## Dataset entries

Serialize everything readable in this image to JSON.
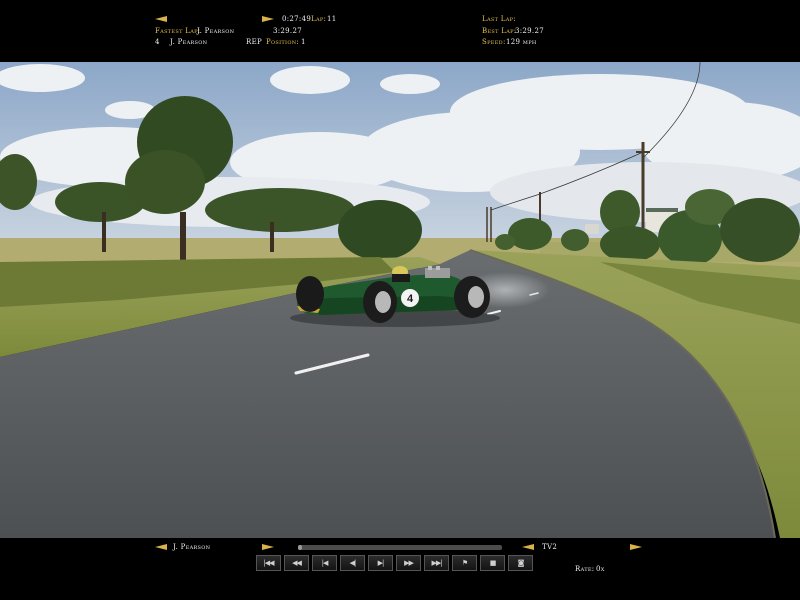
{
  "hud": {
    "elapsed_time": "0:27:49",
    "lap_label": "Lap:",
    "lap_value": "11",
    "fastest_lap_label": "Fastest Lap:",
    "fastest_lap_driver": "J. Pearson",
    "fastest_lap_time": "3:29.27",
    "driver_number": "4",
    "driver_name": "J. Pearson",
    "rep_label": "REP",
    "position_label": "Position:",
    "position_value": "1",
    "last_lap_label": "Last Lap:",
    "best_lap_label": "Best Lap:",
    "best_lap_value": "3:29.27",
    "speed_label": "Speed:",
    "speed_value": "129 mph"
  },
  "car": {
    "number": "4",
    "body_color": "#1f5a2f"
  },
  "replay": {
    "driver_name": "J. Pearson",
    "camera_name": "TV2",
    "rate_label": "Rate:",
    "rate_value": "0x",
    "progress": 0.02,
    "controls": [
      {
        "id": "skip-start",
        "glyph": "|◀◀",
        "icon": "skip-start-icon"
      },
      {
        "id": "rewind",
        "glyph": "◀◀",
        "icon": "rewind-icon"
      },
      {
        "id": "step-back",
        "glyph": "|◀",
        "icon": "step-back-icon"
      },
      {
        "id": "play-reverse",
        "glyph": "◀|",
        "icon": "play-reverse-icon"
      },
      {
        "id": "play",
        "glyph": "▶|",
        "icon": "play-icon"
      },
      {
        "id": "fast-forward",
        "glyph": "▶▶",
        "icon": "fast-forward-icon"
      },
      {
        "id": "skip-end",
        "glyph": "▶▶|",
        "icon": "skip-end-icon"
      },
      {
        "id": "mark",
        "glyph": "⚑",
        "icon": "flag-icon"
      },
      {
        "id": "stop",
        "glyph": "■",
        "icon": "stop-icon"
      },
      {
        "id": "camera",
        "glyph": "◙",
        "icon": "camera-icon"
      }
    ]
  },
  "colors": {
    "hud_label": "#e8c24a",
    "grass": "#7a8a3c",
    "asphalt": "#55585a",
    "sky": "#9fb7d4"
  }
}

## Problem requirements
Repeat each record exactly as shown above, dropping all images.

## Response below
Serialize everything readable in this image to JSON.
{
  "hud": {
    "elapsed_time": "0:27:49",
    "lap_label": "Lap:",
    "lap_value": "11",
    "fastest_lap_label": "Fastest Lap:",
    "fastest_lap_driver": "J. Pearson",
    "fastest_lap_time": "3:29.27",
    "driver_number": "4",
    "driver_name": "J. Pearson",
    "rep_label": "REP",
    "position_label": "Position:",
    "position_value": "1",
    "last_lap_label": "Last Lap:",
    "best_lap_label": "Best Lap:",
    "best_lap_value": "3:29.27",
    "speed_label": "Speed:",
    "speed_value": "129 mph"
  },
  "car": {
    "number": "4",
    "body_color": "#1f5a2f"
  },
  "replay": {
    "driver_name": "J. Pearson",
    "camera_name": "TV2",
    "rate_label": "Rate:",
    "rate_value": "0x",
    "progress": 0.02,
    "controls": [
      {
        "id": "skip-start",
        "glyph": "|◀◀",
        "icon": "skip-start-icon"
      },
      {
        "id": "rewind",
        "glyph": "◀◀",
        "icon": "rewind-icon"
      },
      {
        "id": "step-back",
        "glyph": "|◀",
        "icon": "step-back-icon"
      },
      {
        "id": "play-reverse",
        "glyph": "◀|",
        "icon": "play-reverse-icon"
      },
      {
        "id": "play",
        "glyph": "▶|",
        "icon": "play-icon"
      },
      {
        "id": "fast-forward",
        "glyph": "▶▶",
        "icon": "fast-forward-icon"
      },
      {
        "id": "skip-end",
        "glyph": "▶▶|",
        "icon": "skip-end-icon"
      },
      {
        "id": "mark",
        "glyph": "⚑",
        "icon": "flag-icon"
      },
      {
        "id": "stop",
        "glyph": "■",
        "icon": "stop-icon"
      },
      {
        "id": "camera",
        "glyph": "◙",
        "icon": "camera-icon"
      }
    ]
  },
  "colors": {
    "hud_label": "#e8c24a",
    "grass": "#7a8a3c",
    "asphalt": "#55585a",
    "sky": "#9fb7d4"
  }
}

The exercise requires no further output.